[Exercise aim] Report how many lines of the listing below contain the string "Здравствуйте", with case counting. Give only the number.

[Provided records]

· · · ·

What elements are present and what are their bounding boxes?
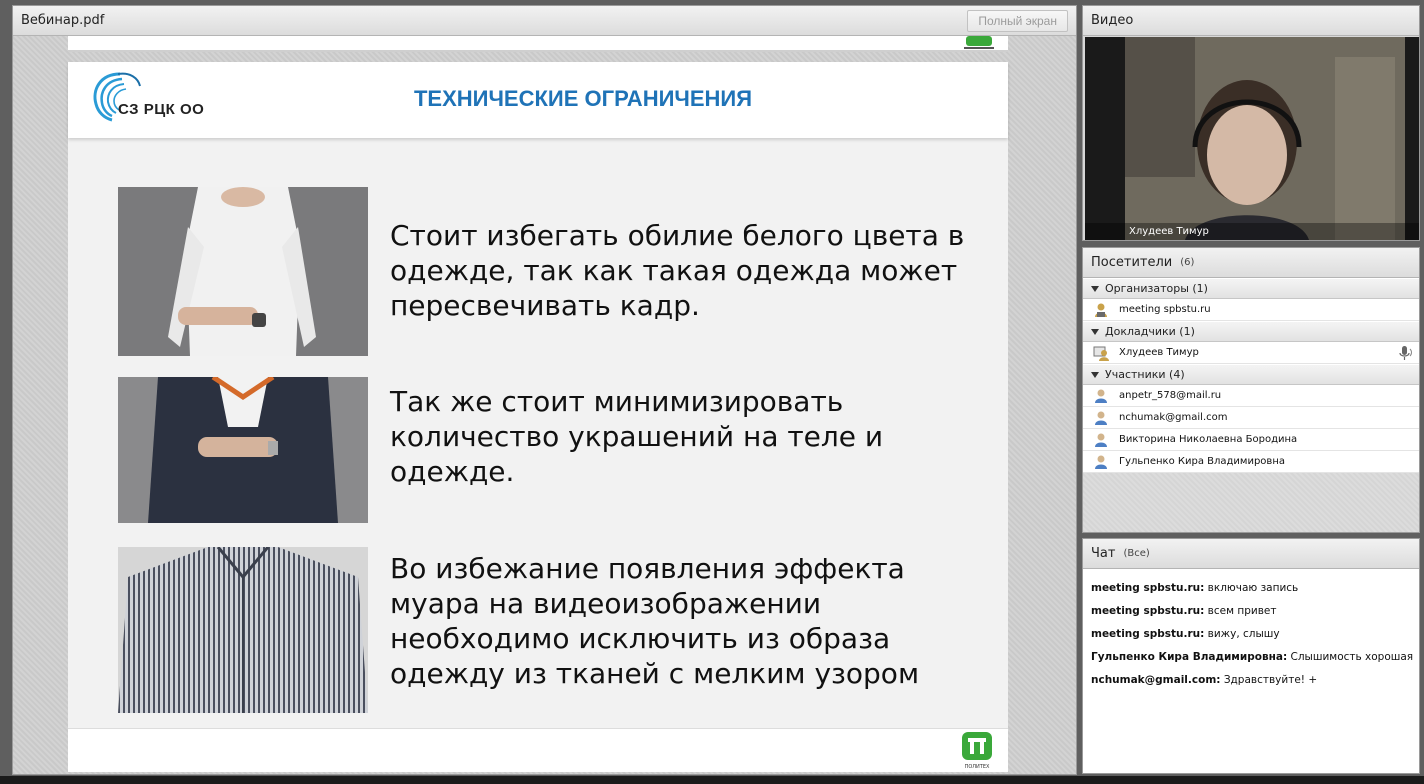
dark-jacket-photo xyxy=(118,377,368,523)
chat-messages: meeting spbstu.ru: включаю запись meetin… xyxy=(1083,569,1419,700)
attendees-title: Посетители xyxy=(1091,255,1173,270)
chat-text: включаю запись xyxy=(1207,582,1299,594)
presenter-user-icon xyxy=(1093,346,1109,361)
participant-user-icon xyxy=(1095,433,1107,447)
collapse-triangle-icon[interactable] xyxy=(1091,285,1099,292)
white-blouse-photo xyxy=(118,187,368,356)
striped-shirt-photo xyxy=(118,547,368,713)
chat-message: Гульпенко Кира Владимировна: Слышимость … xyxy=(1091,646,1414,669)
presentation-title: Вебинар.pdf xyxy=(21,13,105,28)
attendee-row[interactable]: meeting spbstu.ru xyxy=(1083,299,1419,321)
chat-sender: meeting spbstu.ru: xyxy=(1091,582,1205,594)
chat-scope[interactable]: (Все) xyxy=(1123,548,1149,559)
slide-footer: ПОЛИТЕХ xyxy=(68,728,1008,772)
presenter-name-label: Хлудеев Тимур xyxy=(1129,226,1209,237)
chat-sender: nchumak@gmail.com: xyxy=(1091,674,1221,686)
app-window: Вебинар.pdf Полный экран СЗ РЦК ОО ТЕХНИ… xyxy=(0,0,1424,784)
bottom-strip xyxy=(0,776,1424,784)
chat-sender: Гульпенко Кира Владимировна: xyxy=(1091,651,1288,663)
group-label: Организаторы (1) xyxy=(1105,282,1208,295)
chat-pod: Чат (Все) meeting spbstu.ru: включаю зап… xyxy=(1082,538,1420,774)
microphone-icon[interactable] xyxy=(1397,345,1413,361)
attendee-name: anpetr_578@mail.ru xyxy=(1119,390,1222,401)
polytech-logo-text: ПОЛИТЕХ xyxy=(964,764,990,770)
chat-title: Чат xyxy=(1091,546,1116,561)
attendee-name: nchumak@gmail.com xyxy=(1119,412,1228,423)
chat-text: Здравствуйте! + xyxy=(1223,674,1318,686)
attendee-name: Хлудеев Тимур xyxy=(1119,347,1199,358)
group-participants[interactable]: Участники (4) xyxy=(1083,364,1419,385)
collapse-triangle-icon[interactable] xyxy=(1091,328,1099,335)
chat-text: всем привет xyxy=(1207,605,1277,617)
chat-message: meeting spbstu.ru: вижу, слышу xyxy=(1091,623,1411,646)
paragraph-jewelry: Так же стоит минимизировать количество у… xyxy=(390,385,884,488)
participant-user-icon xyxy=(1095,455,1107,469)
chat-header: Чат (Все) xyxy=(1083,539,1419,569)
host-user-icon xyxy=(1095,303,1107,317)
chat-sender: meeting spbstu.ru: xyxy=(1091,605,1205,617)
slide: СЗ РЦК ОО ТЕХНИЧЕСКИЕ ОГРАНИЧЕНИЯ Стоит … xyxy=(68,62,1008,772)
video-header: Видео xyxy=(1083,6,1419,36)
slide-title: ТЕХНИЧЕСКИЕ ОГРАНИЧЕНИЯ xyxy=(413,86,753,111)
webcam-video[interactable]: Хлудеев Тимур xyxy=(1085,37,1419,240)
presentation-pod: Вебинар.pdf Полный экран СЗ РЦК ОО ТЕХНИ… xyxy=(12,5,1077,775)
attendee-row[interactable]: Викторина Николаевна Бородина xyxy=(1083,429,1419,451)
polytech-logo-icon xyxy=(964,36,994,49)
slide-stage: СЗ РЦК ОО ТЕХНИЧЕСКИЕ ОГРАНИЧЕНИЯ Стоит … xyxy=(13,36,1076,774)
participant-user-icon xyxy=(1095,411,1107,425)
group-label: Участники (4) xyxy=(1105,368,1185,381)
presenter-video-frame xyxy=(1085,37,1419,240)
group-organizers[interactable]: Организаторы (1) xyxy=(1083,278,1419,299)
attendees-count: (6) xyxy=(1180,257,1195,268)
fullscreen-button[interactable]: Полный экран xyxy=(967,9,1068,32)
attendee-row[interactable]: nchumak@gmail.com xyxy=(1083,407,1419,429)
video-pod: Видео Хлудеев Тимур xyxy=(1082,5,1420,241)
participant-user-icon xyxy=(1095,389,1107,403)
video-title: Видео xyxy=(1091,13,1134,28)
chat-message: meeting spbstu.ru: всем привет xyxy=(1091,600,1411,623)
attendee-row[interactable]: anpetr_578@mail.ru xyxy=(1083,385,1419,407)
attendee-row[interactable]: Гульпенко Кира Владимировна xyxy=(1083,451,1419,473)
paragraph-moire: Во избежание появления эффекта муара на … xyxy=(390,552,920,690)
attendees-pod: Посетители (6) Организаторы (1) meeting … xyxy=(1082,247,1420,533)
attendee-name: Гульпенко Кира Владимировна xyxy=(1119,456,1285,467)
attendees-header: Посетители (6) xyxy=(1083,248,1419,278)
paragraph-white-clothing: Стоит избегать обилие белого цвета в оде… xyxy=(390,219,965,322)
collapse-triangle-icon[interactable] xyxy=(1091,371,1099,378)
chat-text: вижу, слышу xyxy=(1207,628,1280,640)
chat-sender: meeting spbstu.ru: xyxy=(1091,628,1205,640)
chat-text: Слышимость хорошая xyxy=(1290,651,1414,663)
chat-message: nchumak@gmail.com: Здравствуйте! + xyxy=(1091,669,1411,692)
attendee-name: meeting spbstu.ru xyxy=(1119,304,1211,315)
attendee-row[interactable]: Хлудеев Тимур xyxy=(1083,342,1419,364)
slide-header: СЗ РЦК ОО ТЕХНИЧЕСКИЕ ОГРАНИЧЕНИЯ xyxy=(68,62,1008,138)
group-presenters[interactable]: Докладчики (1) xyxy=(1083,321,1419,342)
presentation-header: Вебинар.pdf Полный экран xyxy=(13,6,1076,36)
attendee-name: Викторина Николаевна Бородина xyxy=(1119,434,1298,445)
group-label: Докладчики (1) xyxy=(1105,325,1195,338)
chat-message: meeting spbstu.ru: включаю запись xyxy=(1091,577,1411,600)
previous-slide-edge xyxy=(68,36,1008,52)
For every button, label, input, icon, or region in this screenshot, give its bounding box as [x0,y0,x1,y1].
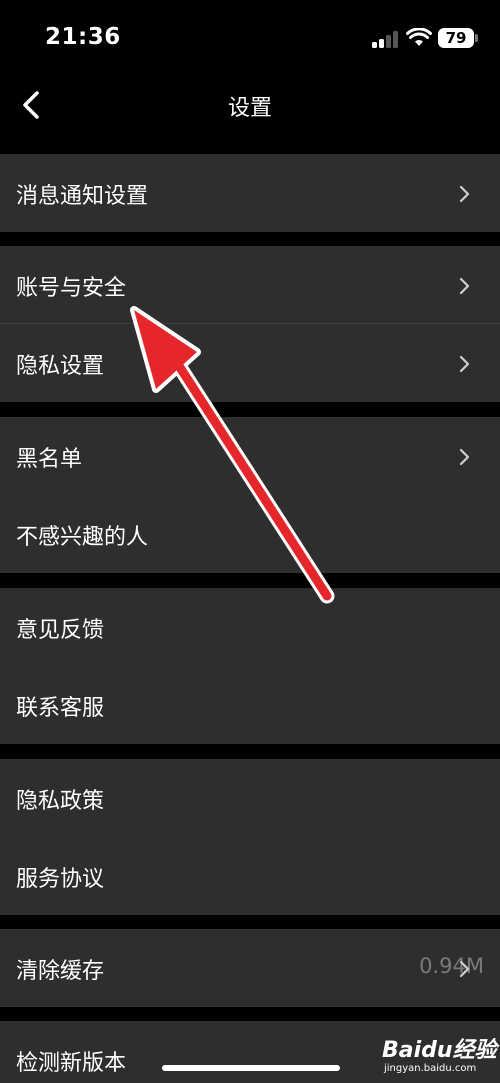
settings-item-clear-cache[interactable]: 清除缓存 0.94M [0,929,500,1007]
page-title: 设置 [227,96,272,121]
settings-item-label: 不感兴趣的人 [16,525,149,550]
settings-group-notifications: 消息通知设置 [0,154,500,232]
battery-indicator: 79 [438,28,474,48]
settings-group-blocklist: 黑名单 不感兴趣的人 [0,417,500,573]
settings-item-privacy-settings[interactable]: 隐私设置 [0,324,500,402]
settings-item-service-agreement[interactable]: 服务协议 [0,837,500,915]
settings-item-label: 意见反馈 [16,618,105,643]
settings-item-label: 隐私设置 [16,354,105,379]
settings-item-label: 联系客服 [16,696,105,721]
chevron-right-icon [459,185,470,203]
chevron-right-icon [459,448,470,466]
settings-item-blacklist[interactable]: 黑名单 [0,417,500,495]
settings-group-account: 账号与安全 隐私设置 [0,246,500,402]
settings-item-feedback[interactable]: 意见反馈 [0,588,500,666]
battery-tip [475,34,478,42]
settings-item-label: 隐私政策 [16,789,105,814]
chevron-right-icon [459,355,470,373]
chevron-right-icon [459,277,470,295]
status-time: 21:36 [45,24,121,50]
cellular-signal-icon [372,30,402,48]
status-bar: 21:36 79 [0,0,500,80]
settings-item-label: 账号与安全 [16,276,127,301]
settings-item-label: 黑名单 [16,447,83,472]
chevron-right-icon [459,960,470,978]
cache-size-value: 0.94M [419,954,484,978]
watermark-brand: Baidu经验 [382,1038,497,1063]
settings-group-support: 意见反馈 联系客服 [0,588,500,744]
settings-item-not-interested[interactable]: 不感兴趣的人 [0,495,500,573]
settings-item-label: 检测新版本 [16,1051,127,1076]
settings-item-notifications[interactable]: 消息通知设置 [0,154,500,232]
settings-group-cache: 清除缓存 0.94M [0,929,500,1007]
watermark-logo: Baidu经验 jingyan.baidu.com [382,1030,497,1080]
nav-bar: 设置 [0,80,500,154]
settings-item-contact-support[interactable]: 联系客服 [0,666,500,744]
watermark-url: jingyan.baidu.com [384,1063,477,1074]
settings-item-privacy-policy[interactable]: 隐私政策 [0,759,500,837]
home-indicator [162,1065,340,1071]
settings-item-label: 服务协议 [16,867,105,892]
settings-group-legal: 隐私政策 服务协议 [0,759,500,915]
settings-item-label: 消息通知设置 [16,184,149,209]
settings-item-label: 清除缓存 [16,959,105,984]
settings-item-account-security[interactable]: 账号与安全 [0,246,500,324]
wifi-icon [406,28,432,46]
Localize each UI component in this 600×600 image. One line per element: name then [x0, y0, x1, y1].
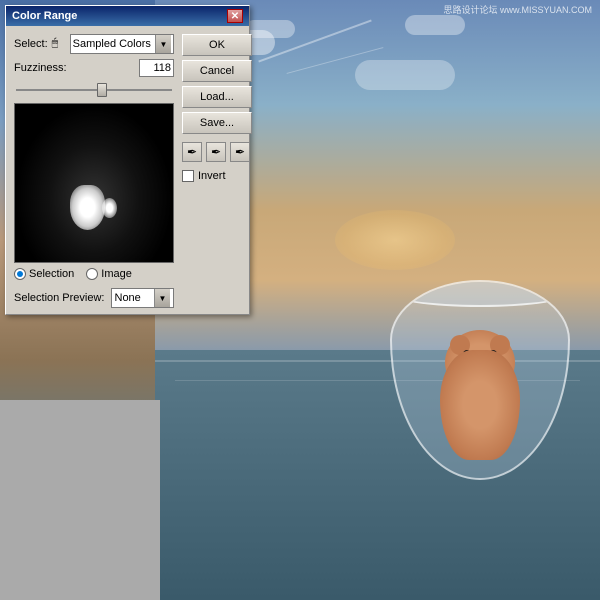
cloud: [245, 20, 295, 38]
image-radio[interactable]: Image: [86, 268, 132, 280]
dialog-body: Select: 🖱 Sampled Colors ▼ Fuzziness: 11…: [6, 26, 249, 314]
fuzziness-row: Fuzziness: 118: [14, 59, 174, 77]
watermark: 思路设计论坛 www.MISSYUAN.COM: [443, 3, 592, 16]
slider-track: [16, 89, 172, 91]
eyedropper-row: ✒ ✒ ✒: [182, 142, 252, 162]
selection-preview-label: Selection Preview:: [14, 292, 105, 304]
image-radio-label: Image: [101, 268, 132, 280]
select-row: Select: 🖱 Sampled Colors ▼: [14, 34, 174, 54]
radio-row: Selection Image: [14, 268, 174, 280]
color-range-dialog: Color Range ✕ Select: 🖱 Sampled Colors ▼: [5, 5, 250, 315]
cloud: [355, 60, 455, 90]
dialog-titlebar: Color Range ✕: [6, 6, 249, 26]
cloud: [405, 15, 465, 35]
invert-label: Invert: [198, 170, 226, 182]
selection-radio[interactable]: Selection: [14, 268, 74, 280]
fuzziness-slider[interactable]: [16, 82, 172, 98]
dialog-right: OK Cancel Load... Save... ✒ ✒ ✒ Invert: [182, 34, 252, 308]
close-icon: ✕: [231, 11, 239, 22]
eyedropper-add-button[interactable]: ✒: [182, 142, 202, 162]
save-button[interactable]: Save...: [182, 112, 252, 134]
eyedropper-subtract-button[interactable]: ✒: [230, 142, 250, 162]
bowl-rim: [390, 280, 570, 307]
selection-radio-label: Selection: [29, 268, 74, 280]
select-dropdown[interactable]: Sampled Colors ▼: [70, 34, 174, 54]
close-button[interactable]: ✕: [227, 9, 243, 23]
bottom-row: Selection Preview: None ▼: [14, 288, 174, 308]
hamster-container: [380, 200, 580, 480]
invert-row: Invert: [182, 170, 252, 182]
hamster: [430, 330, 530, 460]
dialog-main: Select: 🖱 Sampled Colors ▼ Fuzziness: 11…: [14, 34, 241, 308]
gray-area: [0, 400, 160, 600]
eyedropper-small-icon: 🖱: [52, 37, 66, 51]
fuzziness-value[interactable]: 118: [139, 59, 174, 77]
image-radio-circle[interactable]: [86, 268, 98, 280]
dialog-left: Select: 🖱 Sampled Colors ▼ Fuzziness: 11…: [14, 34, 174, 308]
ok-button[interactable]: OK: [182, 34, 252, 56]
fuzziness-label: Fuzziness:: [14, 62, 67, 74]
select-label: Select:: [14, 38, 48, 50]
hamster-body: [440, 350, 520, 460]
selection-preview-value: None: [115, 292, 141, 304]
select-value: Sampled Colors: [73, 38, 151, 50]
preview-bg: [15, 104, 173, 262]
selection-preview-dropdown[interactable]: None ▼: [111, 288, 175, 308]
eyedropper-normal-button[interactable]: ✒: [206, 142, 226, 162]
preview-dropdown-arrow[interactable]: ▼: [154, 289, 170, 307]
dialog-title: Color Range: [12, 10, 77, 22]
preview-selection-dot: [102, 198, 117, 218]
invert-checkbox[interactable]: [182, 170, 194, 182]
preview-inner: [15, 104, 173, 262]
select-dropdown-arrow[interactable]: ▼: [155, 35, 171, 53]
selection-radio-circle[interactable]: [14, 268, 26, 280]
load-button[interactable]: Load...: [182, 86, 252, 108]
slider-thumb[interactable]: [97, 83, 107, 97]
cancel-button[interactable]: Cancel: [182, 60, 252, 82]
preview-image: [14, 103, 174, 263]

· · · ·

[Output for this task] 2